# [Directive]
Copy every line that mentions the word "Institut".

Dataset items
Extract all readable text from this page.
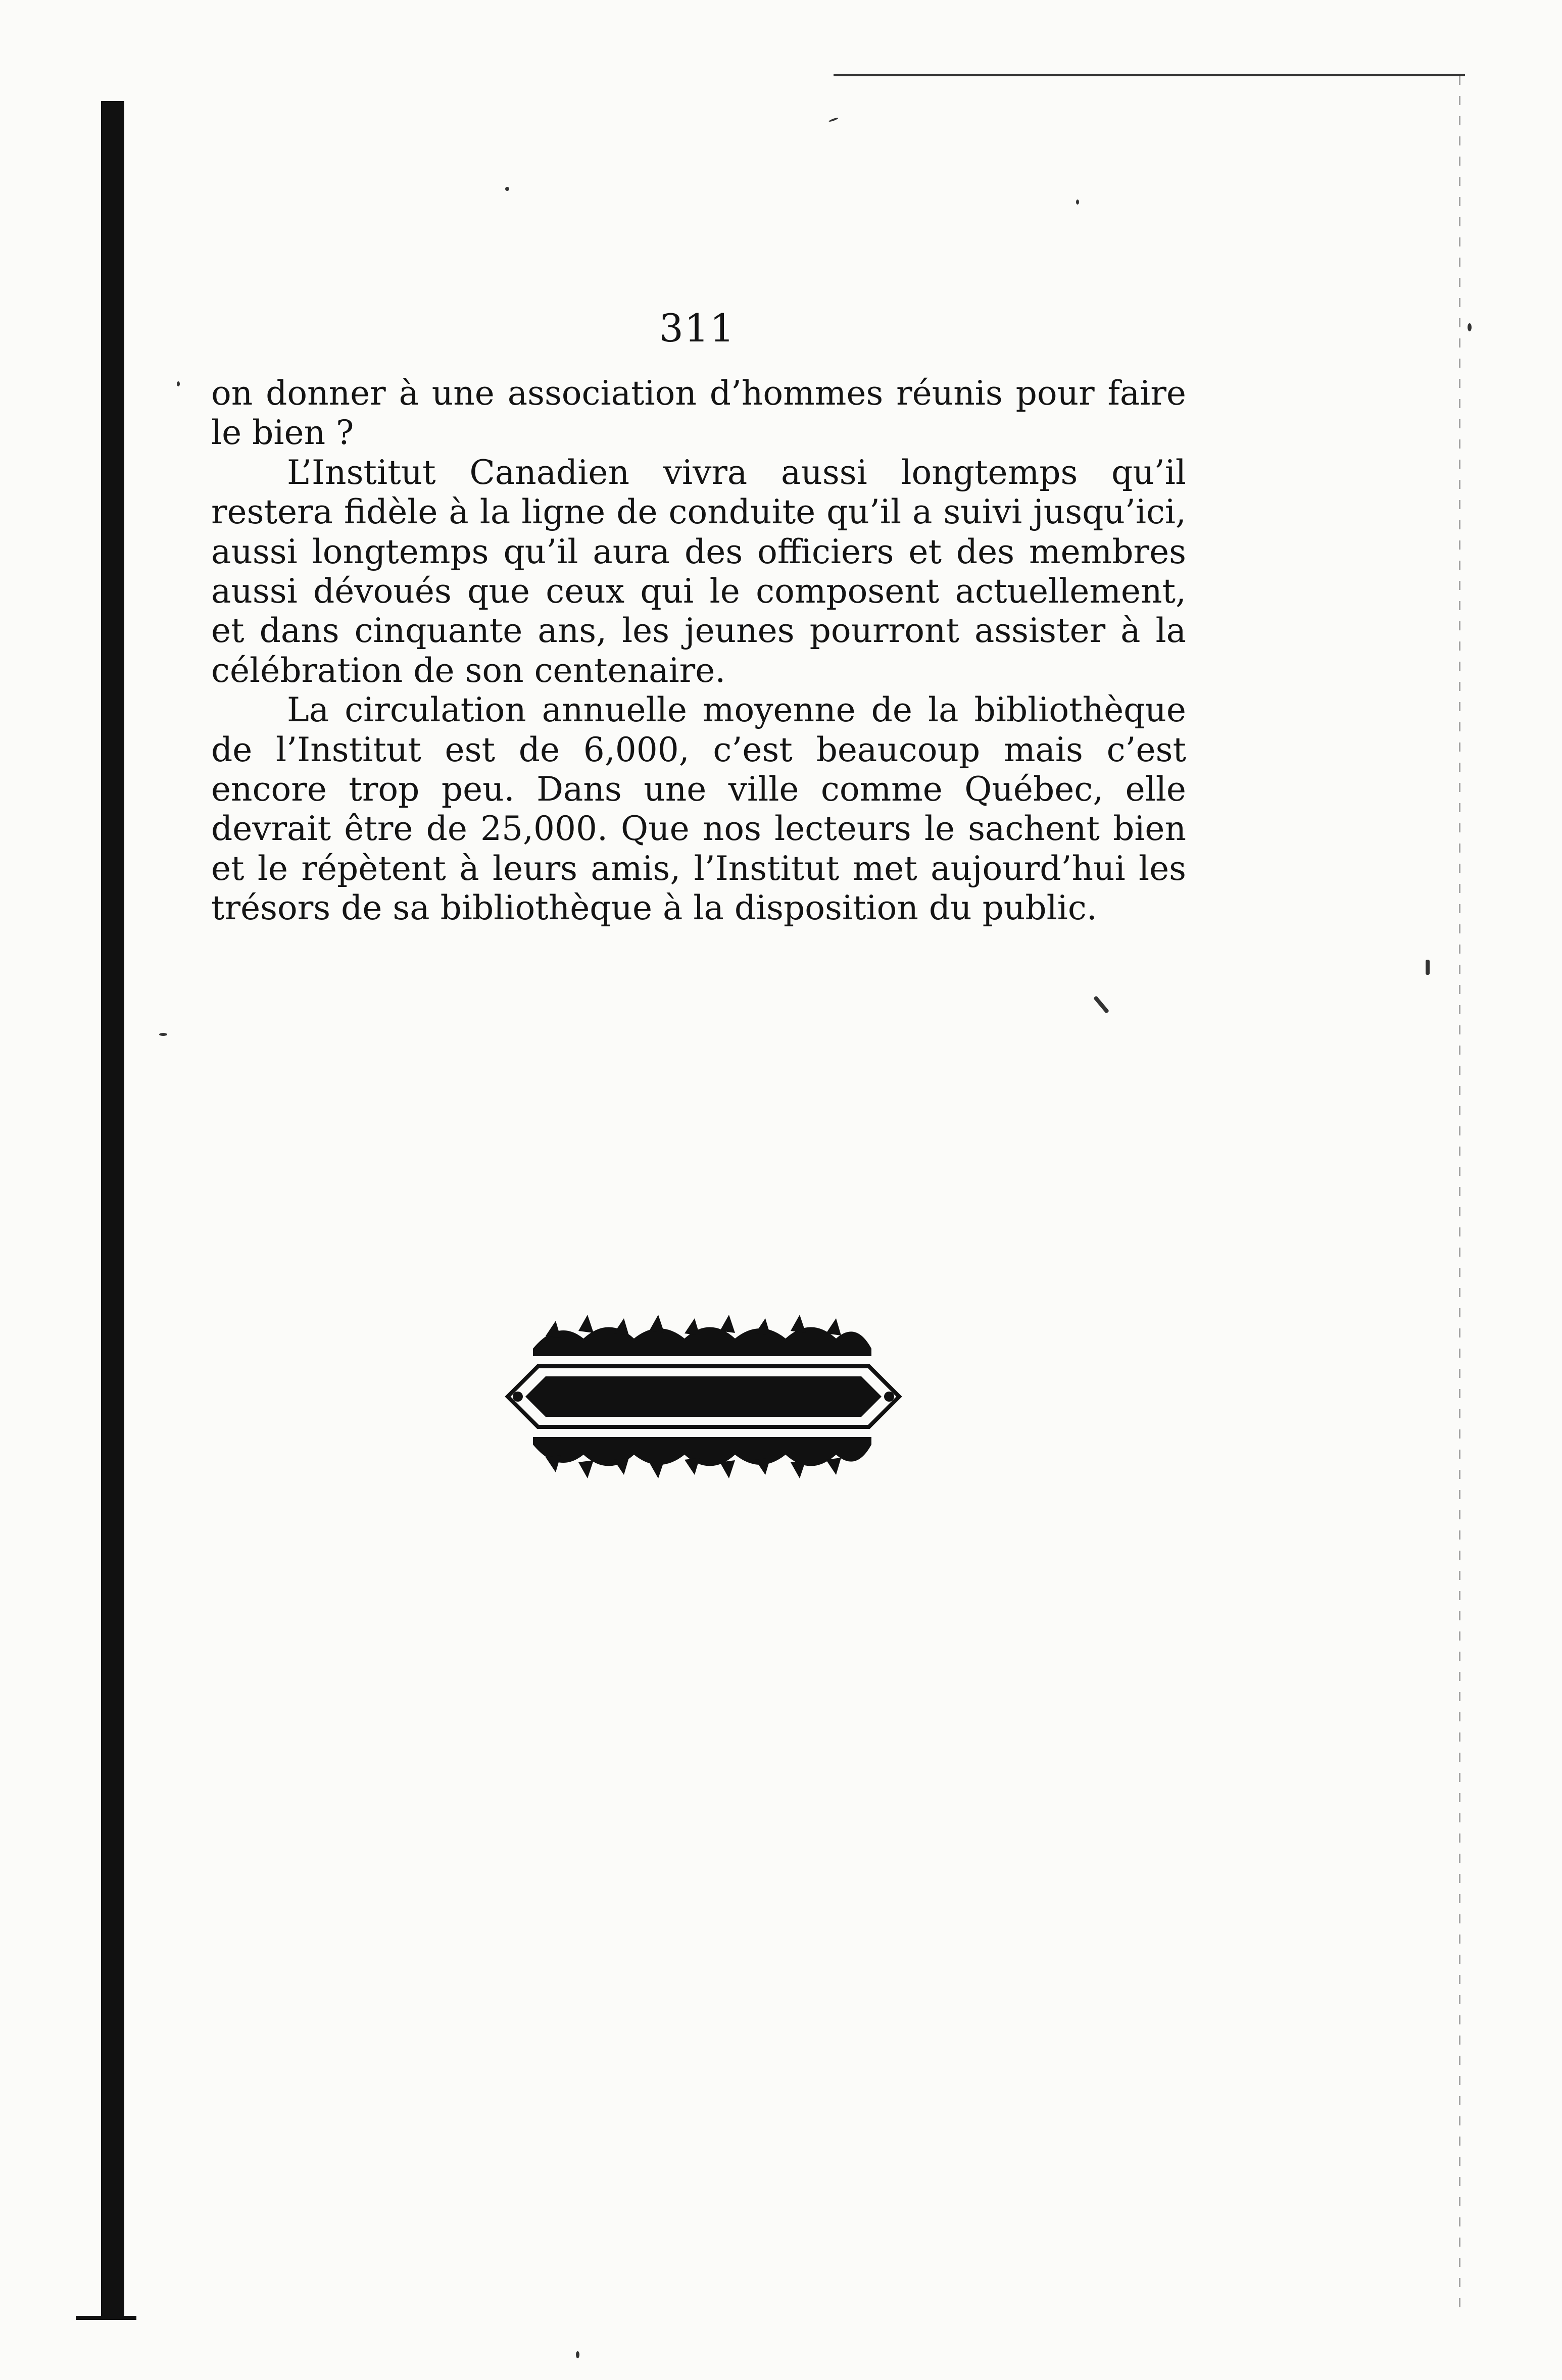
311

on donner à une association d’hommes réunis pour faire le bien ?

L’Institut Canadien vivra aussi longtemps qu’il restera fidèle à la ligne de conduite qu’il a suivi jusqu’ici, aussi longtemps qu’il aura des officiers et des membres aussi dévoués que ceux qui le composent actuellement, et dans cinquante ans, les jeunes pourront assister à la célébration de son centenaire.

La circulation annuelle moyenne de la bibliothèque de l’Institut est de 6,000, c’est beaucoup mais c’est encore trop peu. Dans une ville comme Québec, elle devrait être de 25,000. Que nos lecteurs le sachent bien et le répètent à leurs amis, l’Institut met aujourd’hui les trésors de sa bibliothèque à la disposition du public.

# [The solution]
L’Institut Canadien vivra aussi longtemps qu’il restera fidèle à la ligne de conduite qu’il a suivi jusqu’ici, aussi longtemps qu’il aura des officiers et des membres aussi dévoués que ceux qui le composent actuellement, et dans cinquante ans, les jeunes pourront assister à la célébration de son centenaire.
La circulation annuelle moyenne de la bibliothèque de l’Institut est de 6,000, c’est beaucoup mais c’est encore trop peu. Dans une ville comme Québec, elle devrait être de 25,000. Que nos lecteurs le sachent bien et le répètent à leurs amis, l’Institut met aujourd’hui les trésors de sa bibliothèque à la disposition du public.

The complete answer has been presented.